(Directions):
Count how many lines hold the word "Nontraditional" and give that number as the whole answer.

======== Data

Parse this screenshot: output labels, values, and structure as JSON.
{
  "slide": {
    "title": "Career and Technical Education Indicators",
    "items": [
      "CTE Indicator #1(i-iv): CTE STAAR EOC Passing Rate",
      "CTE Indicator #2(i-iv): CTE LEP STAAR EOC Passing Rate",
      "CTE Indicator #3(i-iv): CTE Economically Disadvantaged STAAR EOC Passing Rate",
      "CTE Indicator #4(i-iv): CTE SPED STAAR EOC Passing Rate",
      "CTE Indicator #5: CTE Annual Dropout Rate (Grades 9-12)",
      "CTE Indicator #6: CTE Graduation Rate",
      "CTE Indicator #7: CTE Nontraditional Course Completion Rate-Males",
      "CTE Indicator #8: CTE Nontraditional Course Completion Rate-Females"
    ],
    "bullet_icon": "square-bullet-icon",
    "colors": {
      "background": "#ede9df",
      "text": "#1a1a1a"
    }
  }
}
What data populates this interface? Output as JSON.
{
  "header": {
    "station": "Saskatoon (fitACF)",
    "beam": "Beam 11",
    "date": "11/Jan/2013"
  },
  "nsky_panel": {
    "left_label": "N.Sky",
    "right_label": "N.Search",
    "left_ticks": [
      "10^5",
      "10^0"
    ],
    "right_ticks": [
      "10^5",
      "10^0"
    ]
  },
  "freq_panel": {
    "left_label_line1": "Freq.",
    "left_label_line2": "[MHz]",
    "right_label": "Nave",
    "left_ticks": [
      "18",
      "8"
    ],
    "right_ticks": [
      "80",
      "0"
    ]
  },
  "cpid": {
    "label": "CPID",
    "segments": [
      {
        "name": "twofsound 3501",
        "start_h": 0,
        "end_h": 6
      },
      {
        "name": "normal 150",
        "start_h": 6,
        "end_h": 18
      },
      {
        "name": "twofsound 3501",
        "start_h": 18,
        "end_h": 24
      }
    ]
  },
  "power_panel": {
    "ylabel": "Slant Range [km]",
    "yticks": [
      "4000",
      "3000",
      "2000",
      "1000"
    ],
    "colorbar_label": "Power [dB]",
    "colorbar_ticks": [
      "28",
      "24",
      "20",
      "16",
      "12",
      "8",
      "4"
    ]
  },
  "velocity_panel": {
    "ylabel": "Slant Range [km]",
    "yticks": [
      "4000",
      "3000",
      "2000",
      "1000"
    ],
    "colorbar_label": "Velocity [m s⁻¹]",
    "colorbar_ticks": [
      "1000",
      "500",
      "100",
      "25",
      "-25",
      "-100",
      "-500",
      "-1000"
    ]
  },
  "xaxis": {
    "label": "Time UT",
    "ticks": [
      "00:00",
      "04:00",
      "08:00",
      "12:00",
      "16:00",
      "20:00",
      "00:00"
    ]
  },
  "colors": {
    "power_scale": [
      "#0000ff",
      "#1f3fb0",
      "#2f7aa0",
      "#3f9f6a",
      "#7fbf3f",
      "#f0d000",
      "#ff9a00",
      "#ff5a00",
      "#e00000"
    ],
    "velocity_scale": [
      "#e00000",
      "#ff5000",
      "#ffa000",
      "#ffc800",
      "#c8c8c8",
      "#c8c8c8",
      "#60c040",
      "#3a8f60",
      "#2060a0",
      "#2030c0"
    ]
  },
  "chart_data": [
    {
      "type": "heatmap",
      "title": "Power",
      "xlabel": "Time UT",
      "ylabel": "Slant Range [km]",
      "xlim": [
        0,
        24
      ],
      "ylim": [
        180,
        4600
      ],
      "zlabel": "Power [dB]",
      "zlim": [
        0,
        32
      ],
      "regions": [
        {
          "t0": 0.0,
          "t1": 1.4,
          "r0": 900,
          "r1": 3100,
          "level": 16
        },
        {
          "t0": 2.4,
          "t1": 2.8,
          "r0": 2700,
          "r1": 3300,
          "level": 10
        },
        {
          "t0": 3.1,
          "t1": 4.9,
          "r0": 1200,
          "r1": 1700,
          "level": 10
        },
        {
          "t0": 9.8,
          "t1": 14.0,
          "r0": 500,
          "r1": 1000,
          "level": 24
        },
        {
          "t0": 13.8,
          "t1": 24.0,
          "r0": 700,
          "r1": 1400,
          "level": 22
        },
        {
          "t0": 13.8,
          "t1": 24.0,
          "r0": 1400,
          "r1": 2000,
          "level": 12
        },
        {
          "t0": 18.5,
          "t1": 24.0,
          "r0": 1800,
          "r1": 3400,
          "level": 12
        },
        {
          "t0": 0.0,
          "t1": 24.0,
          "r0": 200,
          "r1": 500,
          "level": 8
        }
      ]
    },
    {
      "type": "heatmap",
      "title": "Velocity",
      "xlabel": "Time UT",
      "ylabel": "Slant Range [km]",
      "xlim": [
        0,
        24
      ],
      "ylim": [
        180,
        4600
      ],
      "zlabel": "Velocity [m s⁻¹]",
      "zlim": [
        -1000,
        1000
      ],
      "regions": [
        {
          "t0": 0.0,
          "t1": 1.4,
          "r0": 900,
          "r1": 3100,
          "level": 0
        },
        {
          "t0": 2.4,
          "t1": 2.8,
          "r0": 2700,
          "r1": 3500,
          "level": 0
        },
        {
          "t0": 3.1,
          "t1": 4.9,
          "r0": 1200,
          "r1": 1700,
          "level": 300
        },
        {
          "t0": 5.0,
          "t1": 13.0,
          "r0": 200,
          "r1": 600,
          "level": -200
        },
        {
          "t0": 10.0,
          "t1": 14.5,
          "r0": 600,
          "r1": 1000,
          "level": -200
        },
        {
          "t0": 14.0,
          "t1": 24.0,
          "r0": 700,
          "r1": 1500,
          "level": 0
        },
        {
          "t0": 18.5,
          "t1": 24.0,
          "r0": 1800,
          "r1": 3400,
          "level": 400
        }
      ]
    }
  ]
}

================

(Response to this task):
2